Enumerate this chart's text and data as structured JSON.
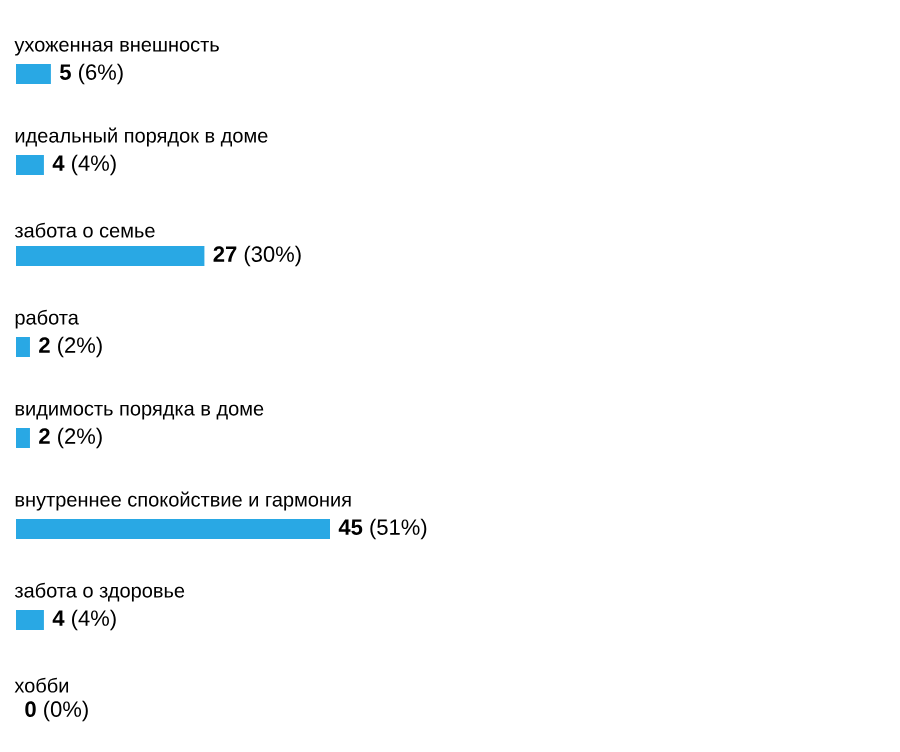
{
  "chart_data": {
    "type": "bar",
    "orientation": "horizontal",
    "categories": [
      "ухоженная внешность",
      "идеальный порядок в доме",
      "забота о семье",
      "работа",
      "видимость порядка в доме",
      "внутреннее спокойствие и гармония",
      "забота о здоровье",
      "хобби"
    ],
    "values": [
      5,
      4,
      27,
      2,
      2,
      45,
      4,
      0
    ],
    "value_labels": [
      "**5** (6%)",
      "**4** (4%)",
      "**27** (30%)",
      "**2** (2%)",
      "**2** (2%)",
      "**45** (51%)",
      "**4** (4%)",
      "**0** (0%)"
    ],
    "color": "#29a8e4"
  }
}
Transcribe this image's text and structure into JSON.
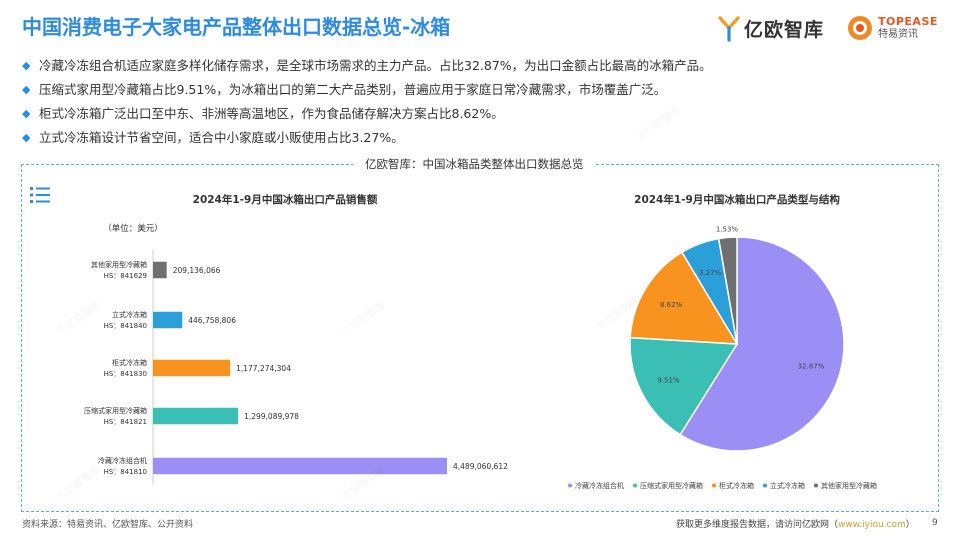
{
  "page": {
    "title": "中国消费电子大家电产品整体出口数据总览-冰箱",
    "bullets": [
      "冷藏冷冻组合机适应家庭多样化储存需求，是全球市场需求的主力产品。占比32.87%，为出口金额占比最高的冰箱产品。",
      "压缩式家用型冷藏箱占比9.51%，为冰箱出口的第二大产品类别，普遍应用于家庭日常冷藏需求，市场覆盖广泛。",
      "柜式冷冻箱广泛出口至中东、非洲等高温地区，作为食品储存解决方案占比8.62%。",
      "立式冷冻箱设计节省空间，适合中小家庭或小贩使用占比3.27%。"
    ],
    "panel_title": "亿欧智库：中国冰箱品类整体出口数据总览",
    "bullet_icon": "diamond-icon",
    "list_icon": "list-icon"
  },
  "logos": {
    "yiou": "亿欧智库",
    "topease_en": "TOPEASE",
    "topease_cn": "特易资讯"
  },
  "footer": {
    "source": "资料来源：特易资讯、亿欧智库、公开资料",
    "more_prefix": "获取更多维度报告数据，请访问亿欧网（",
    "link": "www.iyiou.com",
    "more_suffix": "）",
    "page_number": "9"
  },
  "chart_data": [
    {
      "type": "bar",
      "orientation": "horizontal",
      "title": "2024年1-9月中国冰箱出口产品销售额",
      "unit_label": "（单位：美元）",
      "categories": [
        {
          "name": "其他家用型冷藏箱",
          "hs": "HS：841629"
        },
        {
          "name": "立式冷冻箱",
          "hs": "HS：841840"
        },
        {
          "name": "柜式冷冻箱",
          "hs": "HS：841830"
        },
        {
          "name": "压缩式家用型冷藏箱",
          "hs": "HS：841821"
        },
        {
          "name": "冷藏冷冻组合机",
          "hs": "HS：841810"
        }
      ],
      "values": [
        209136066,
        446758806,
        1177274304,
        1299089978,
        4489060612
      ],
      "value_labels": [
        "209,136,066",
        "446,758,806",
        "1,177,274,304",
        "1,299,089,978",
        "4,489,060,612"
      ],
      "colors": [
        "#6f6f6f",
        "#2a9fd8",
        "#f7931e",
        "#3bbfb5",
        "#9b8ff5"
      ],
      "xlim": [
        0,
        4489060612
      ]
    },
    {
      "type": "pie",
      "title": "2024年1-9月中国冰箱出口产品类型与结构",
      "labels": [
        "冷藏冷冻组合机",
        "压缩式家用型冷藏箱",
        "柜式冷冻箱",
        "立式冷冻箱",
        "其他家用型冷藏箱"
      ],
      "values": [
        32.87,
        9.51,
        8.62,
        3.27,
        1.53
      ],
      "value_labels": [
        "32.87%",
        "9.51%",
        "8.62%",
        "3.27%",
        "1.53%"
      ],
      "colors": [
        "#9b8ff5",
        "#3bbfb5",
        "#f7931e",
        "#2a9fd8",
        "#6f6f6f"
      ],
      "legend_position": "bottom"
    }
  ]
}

━━━━━━━━━━━━━━━━

◆ BRIEF: Search the data for "icon". Copy every matching line.

◆ RESULT:
    "bullet_icon": "diamond-icon",
    "list_icon": "list-icon"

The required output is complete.